* [The problem] Give an exact copy of every line, leaving images out.

* start *

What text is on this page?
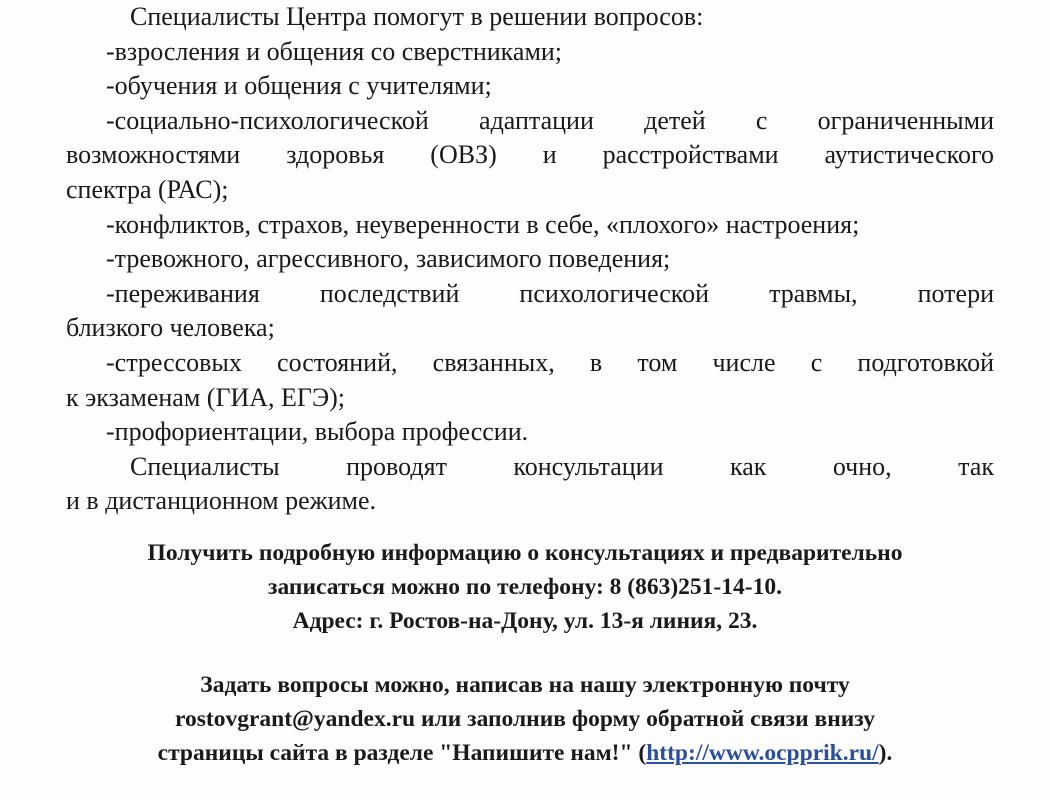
Специалисты Центра помогут в решении вопросов:
-взросления и общения со сверстниками;
-обучения и общения с учителями;
-социально-психологической адаптации детей с ограниченными
возможностями здоровья (ОВЗ) и расстройствами аутистического
спектра (РАС);
-конфликтов, страхов, неуверенности в себе, «плохого» настроения;
-тревожного, агрессивного, зависимого поведения;
-переживания последствий психологической травмы, потери
близкого человека;
-стрессовых состояний, связанных, в том числе с подготовкой
к экзаменам (ГИА, ЕГЭ);
-профориентации, выбора профессии.
Специалисты проводят консультации как очно, так
и в дистанционном режиме.
Получить подробную информацию о консультациях и предварительно
записаться можно по телефону: 8 (863)251-14-10.
Адрес: г. Ростов-на-Дону, ул. 13-я линия, 23.
Задать вопросы можно, написав на нашу электронную почту
rostovgrant@yandex.ru или заполнив форму обратной связи внизу
страницы сайта в разделе "Напишите нам!" (http://www.ocpprik.ru/).
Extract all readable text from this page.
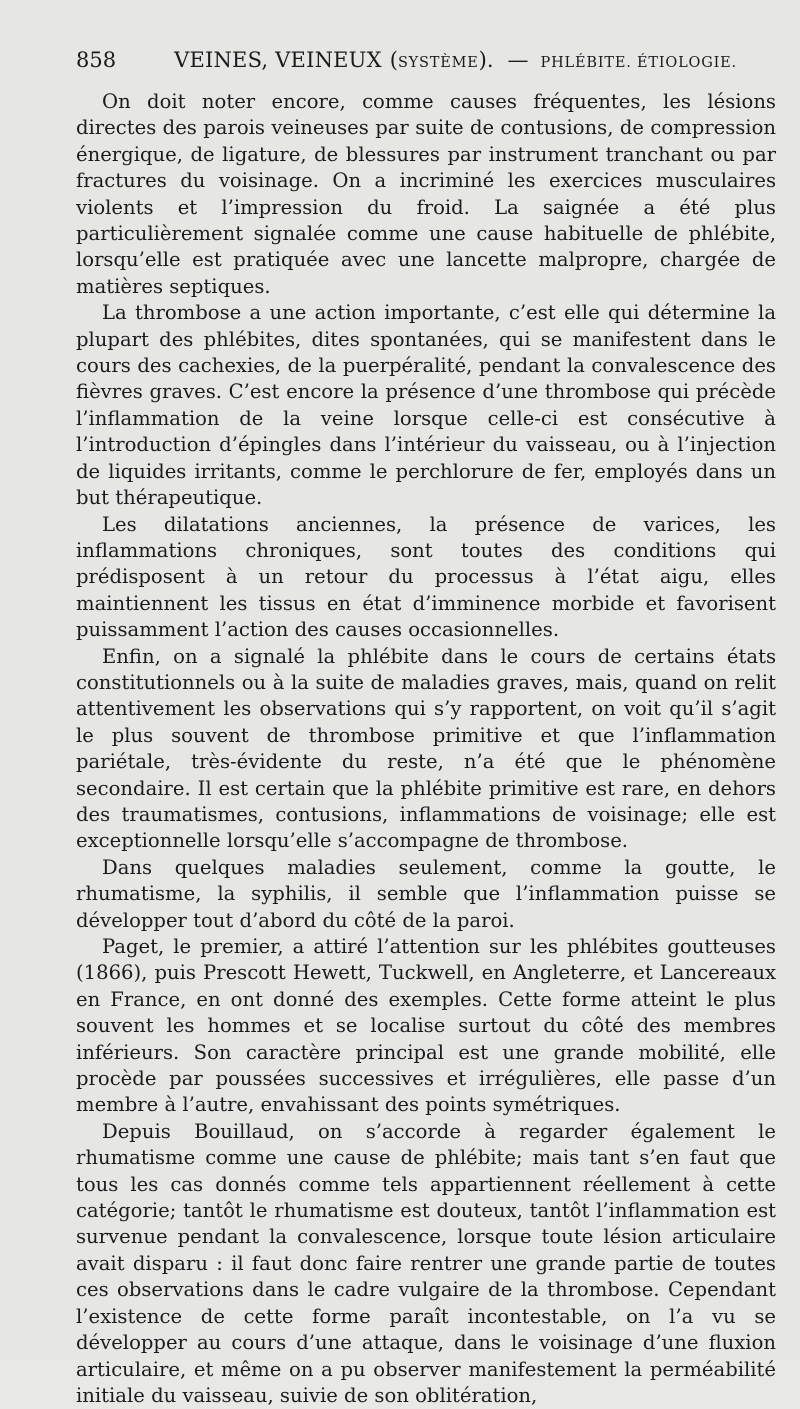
858	VEINES, VEINEUX ( SYSTÈME ). — PHLÉBITE. ÉTIOLOGIE.

On doit noter encore, comme causes fréquentes, les lésions directes des parois veineuses par suite de contusions, de compression énergique, de ligature, de blessures par instrument tranchant ou par fractures du voisinage. On a incriminé les exercices musculaires violents et l’impression du froid. La saignée a été plus particulièrement signalée comme une cause habituelle de phlébite, lorsqu’elle est pratiquée avec une lancette malpropre, chargée de matières septiques.

La thrombose a une action importante, c’est elle qui détermine la plupart des phlébites, dites spontanées, qui se manifestent dans le cours des cachexies, de la puerpéralité, pendant la convalescence des fièvres graves. C’est encore la présence d’une thrombose qui précède l’inflammation de la veine lorsque celle-ci est consécutive à l’introduction d’épingles dans l’intérieur du vaisseau, ou à l’injection de liquides irritants, comme le perchlorure de fer, employés dans un but thérapeutique.

Les dilatations anciennes, la présence de varices, les inflammations chroniques, sont toutes des conditions qui prédisposent à un retour du processus à l’état aigu, elles maintiennent les tissus en état d’imminence morbide et favorisent puissamment l’action des causes occasionnelles.

Enfin, on a signalé la phlébite dans le cours de certains états constitutionnels ou à la suite de maladies graves, mais, quand on relit attentivement les observations qui s’y rapportent, on voit qu’il s’agit le plus souvent de thrombose primitive et que l’inflammation pariétale, très-évidente du reste, n’a été que le phénomène secondaire. Il est certain que la phlébite primitive est rare, en dehors des traumatismes, contusions, inflammations de voisinage; elle est exceptionnelle lorsqu’elle s’accompagne de thrombose.

Dans quelques maladies seulement, comme la goutte, le rhumatisme, la syphilis, il semble que l’inflammation puisse se développer tout d’abord du côté de la paroi.

Paget, le premier, a attiré l’attention sur les phlébites goutteuses (1866), puis Prescott Hewett, Tuckwell, en Angleterre, et Lancereaux en France, en ont donné des exemples. Cette forme atteint le plus souvent les hommes et se localise surtout du côté des membres inférieurs. Son caractère principal est une grande mobilité, elle procède par poussées successives et irrégulières, elle passe d’un membre à l’autre, envahissant des points symétriques.

Depuis Bouillaud, on s’accorde à regarder également le rhumatisme comme une cause de phlébite; mais tant s’en faut que tous les cas donnés comme tels appartiennent réellement à cette catégorie; tantôt le rhumatisme est douteux, tantôt l’inflammation est survenue pendant la convalescence, lorsque toute lésion articulaire avait disparu : il faut donc faire rentrer une grande partie de toutes ces observations dans le cadre vulgaire de la thrombose. Cependant l’existence de cette forme paraît incontestable, on l’a vu se développer au cours d’une attaque, dans le voisinage d’une fluxion articulaire, et même on a pu observer manifestement la perméabilité initiale du vaisseau, suivie de son oblitération,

* end *

* [Answer to the task]
What text is on this page?
Специалисты Центра помогут в решении вопросов:
-взросления и общения со сверстниками;
-обучения и общения с учителями;
-социально-психологической адаптации детей с ограниченными
возможностями здоровья (ОВЗ) и расстройствами аутистического
спектра (РАС);
-конфликтов, страхов, неуверенности в себе, «плохого» настроения;
-тревожного, агрессивного, зависимого поведения;
-переживания последствий психологической травмы, потери
близкого человека;
-стрессовых состояний, связанных, в том числе с подготовкой
к экзаменам (ГИА, ЕГЭ);
-профориентации, выбора профессии.
Специалисты проводят консультации как очно, так
и в дистанционном режиме.
Получить подробную информацию о консультациях и предварительно
записаться можно по телефону: 8 (863)251-14-10.
Адрес: г. Ростов-на-Дону, ул. 13-я линия, 23.
Задать вопросы можно, написав на нашу электронную почту
rostovgrant@yandex.ru или заполнив форму обратной связи внизу
страницы сайта в разделе "Напишите нам!" (http://www.ocpprik.ru/).
Extract all readable text from this page.
858	VEINES, VEINEUX ( SYSTÈME ). — PHLÉBITE. ÉTIOLOGIE.

On doit noter encore, comme causes fréquentes, les lésions directes des parois veineuses par suite de contusions, de compression énergique, de ligature, de blessures par instrument tranchant ou par fractures du voisinage. On a incriminé les exercices musculaires violents et l’impression du froid. La saignée a été plus particulièrement signalée comme une cause habituelle de phlébite, lorsqu’elle est pratiquée avec une lancette malpropre, chargée de matières septiques.

La thrombose a une action importante, c’est elle qui détermine la plupart des phlébites, dites spontanées, qui se manifestent dans le cours des cachexies, de la puerpéralité, pendant la convalescence des fièvres graves. C’est encore la présence d’une thrombose qui précède l’inflammation de la veine lorsque celle-ci est consécutive à l’introduction d’épingles dans l’intérieur du vaisseau, ou à l’injection de liquides irritants, comme le perchlorure de fer, employés dans un but thérapeutique.

Les dilatations anciennes, la présence de varices, les inflammations chroniques, sont toutes des conditions qui prédisposent à un retour du processus à l’état aigu, elles maintiennent les tissus en état d’imminence morbide et favorisent puissamment l’action des causes occasionnelles.

Enfin, on a signalé la phlébite dans le cours de certains états constitutionnels ou à la suite de maladies graves, mais, quand on relit attentivement les observations qui s’y rapportent, on voit qu’il s’agit le plus souvent de thrombose primitive et que l’inflammation pariétale, très-évidente du reste, n’a été que le phénomène secondaire. Il est certain que la phlébite primitive est rare, en dehors des traumatismes, contusions, inflammations de voisinage; elle est exceptionnelle lorsqu’elle s’accompagne de thrombose.

Dans quelques maladies seulement, comme la goutte, le rhumatisme, la syphilis, il semble que l’inflammation puisse se développer tout d’abord du côté de la paroi.

Paget, le premier, a attiré l’attention sur les phlébites goutteuses (1866), puis Prescott Hewett, Tuckwell, en Angleterre, et Lancereaux en France, en ont donné des exemples. Cette forme atteint le plus souvent les hommes et se localise surtout du côté des membres inférieurs. Son caractère principal est une grande mobilité, elle procède par poussées successives et irrégulières, elle passe d’un membre à l’autre, envahissant des points symétriques.

Depuis Bouillaud, on s’accorde à regarder également le rhumatisme comme une cause de phlébite; mais tant s’en faut que tous les cas donnés comme tels appartiennent réellement à cette catégorie; tantôt le rhumatisme est douteux, tantôt l’inflammation est survenue pendant la convalescence, lorsque toute lésion articulaire avait disparu : il faut donc faire rentrer une grande partie de toutes ces observations dans le cadre vulgaire de la thrombose. Cependant l’existence de cette forme paraît incontestable, on l’a vu se développer au cours d’une attaque, dans le voisinage d’une fluxion articulaire, et même on a pu observer manifestement la perméabilité initiale du vaisseau, suivie de son oblitération,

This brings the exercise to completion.